**** Supplied records ****

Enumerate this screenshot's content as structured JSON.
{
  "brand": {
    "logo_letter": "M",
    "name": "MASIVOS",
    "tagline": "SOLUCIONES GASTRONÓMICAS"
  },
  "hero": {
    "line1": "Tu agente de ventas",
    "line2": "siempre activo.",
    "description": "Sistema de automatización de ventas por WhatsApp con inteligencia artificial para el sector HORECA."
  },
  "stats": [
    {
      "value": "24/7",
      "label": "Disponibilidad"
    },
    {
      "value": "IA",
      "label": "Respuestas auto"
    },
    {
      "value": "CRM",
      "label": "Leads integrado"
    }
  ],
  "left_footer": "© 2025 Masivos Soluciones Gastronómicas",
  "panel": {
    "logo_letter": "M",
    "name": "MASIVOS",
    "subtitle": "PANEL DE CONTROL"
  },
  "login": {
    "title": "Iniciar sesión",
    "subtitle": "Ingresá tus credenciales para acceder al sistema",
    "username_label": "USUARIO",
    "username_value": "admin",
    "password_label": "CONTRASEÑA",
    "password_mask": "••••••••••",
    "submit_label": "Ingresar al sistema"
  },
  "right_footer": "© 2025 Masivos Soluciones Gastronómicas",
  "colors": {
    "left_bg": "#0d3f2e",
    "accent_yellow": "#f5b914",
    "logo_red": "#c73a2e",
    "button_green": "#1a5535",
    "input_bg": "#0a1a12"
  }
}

****
**** Supplied records ****

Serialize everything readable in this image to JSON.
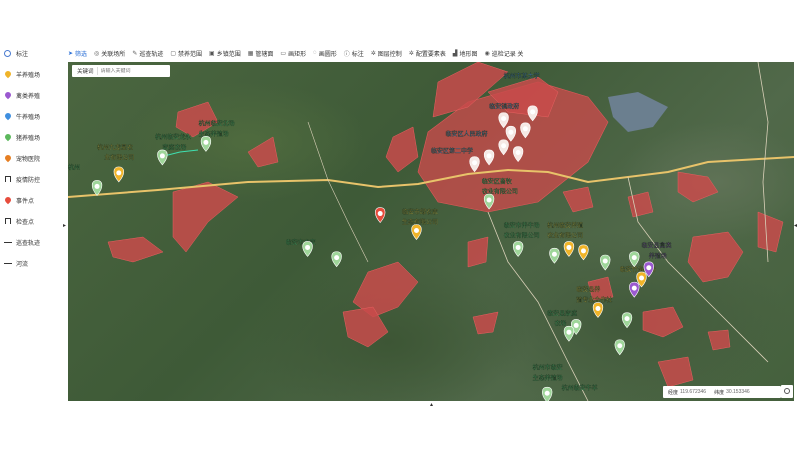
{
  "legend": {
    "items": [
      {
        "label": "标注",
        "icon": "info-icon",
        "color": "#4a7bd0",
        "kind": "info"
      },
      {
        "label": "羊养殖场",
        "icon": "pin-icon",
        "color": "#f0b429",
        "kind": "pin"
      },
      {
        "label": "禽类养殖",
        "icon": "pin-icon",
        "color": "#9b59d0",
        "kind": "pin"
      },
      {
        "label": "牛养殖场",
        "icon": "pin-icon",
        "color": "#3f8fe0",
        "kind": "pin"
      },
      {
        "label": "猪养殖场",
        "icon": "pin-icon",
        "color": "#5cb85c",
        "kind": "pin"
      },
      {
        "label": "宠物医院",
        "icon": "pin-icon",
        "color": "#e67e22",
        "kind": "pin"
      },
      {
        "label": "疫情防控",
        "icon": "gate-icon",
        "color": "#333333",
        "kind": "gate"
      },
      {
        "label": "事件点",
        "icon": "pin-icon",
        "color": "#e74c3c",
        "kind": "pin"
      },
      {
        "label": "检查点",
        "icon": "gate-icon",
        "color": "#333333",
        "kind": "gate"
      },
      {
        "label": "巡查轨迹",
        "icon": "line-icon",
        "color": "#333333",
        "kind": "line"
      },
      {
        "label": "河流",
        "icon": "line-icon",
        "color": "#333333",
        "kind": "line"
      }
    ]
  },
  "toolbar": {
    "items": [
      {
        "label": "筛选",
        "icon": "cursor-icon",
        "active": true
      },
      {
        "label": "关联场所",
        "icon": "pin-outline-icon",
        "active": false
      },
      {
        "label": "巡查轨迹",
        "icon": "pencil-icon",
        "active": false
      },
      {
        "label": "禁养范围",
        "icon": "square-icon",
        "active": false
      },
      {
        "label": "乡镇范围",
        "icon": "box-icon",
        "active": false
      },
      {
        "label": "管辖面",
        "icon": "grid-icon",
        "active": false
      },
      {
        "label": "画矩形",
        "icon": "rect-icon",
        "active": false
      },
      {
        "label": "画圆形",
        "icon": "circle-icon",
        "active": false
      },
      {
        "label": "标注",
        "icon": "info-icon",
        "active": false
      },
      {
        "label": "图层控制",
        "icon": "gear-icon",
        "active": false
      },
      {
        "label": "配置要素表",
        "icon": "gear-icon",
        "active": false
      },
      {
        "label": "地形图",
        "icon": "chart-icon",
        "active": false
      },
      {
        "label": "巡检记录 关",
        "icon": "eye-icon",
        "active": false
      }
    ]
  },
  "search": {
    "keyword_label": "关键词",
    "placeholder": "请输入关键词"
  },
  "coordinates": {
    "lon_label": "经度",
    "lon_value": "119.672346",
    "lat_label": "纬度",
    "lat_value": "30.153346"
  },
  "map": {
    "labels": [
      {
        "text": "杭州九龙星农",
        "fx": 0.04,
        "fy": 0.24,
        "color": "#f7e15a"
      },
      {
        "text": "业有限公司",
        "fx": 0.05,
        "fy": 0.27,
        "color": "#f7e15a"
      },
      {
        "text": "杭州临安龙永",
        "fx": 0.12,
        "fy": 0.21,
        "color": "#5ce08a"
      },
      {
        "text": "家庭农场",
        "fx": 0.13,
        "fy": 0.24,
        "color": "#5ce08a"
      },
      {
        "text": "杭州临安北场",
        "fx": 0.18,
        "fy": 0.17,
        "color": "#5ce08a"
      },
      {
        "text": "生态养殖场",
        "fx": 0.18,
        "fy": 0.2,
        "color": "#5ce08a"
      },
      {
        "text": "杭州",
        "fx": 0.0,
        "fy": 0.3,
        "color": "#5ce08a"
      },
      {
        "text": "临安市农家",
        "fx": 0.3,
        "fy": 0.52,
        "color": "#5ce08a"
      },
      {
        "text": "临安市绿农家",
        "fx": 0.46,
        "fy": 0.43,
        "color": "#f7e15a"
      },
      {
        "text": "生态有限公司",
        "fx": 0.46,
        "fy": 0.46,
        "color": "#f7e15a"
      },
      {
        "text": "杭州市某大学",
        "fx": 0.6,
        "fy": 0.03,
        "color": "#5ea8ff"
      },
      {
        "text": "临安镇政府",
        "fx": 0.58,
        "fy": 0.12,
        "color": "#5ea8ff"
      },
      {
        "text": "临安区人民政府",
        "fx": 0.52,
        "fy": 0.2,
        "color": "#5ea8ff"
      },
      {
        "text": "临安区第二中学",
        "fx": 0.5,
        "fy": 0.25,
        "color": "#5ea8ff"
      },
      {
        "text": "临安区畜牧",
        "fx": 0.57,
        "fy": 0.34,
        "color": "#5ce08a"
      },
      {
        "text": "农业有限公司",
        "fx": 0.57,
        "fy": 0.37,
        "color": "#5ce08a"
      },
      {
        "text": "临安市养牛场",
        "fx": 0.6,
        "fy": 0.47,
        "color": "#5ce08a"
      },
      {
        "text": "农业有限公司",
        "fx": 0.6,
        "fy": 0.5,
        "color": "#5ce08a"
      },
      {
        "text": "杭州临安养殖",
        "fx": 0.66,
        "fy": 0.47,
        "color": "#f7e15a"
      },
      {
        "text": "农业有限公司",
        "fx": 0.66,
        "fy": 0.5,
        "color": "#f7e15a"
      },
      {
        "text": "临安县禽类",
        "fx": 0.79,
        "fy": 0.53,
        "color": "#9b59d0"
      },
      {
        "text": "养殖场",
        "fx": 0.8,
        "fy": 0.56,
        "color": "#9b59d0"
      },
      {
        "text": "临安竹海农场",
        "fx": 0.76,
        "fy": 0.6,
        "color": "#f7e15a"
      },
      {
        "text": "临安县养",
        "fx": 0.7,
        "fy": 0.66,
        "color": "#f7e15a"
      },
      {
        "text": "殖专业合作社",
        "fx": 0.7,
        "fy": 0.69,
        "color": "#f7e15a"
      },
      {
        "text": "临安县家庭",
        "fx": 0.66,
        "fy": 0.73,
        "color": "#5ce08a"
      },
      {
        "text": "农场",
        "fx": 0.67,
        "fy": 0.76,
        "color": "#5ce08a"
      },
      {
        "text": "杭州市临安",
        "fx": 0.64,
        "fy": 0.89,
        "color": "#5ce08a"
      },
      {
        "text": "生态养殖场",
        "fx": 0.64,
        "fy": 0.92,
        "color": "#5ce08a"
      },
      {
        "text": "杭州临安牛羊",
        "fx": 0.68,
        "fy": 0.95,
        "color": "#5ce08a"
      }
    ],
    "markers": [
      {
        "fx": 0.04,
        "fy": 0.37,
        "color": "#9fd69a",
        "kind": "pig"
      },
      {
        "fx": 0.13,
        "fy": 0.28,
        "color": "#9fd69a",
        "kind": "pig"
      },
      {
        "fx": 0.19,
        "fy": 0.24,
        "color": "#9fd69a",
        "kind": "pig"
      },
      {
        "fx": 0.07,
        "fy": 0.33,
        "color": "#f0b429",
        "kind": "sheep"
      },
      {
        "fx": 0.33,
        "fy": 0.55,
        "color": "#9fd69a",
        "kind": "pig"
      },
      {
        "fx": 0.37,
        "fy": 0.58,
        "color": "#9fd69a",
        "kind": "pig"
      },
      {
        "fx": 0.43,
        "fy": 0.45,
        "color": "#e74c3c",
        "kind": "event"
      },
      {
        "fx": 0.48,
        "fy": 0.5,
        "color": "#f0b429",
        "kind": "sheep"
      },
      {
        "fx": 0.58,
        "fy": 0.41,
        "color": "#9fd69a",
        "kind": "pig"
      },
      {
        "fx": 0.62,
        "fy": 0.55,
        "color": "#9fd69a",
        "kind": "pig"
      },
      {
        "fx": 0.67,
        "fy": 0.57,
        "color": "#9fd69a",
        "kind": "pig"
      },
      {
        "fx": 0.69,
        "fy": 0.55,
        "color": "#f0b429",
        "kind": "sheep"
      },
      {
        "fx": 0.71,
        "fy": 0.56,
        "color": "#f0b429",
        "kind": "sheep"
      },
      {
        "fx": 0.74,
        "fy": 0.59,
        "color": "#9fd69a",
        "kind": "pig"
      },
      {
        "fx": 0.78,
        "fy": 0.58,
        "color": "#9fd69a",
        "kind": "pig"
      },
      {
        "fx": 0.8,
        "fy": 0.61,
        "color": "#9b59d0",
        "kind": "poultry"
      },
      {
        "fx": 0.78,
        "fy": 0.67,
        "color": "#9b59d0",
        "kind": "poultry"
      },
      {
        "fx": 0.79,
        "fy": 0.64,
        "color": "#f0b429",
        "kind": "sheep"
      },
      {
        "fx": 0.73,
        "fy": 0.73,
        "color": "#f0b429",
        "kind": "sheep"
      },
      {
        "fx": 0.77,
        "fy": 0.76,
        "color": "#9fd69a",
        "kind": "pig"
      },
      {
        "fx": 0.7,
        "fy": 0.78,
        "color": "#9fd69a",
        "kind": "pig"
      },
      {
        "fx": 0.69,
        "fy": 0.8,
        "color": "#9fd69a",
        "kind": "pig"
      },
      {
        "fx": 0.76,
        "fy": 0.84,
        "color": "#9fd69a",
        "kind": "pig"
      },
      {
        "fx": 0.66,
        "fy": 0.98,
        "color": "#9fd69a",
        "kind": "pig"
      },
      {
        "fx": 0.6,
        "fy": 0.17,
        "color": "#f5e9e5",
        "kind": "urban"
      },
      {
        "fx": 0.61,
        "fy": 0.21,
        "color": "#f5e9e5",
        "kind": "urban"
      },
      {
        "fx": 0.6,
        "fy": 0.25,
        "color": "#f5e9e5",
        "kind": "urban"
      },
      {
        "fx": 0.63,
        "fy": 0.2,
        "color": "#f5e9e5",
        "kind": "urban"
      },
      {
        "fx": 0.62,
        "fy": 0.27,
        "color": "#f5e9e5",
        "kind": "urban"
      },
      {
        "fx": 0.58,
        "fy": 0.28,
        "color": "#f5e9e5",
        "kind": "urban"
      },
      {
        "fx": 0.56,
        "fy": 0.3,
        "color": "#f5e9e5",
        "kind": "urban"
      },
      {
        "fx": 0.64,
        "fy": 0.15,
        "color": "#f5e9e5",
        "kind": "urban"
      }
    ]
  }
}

****
**** Supplied records ****

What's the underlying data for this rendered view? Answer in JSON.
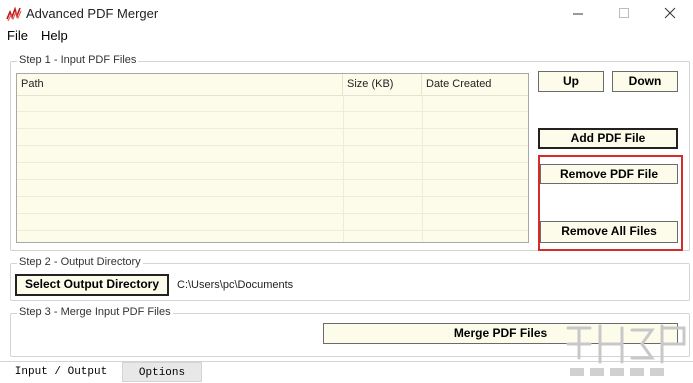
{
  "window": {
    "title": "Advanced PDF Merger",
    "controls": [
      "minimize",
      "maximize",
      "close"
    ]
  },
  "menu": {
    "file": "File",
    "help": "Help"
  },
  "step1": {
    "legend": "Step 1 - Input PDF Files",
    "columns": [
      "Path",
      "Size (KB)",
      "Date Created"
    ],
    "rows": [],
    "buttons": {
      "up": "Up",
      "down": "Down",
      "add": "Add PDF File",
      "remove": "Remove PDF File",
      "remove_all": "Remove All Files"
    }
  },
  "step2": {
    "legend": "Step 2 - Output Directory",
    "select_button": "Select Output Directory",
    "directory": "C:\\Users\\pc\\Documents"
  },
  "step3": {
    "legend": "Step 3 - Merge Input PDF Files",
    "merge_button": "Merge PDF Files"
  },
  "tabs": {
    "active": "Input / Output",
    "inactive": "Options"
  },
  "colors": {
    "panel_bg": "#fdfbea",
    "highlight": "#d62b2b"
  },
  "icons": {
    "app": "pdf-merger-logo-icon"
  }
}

****

- _Your instructions_: Select and copy every line from the records that includes the word "para".

- _Result_:
    "description": "Sistema de automatización de ventas por WhatsApp con inteligencia artificial para el sector HORECA."
    "subtitle": "Ingresá tus credenciales para acceder al sistema",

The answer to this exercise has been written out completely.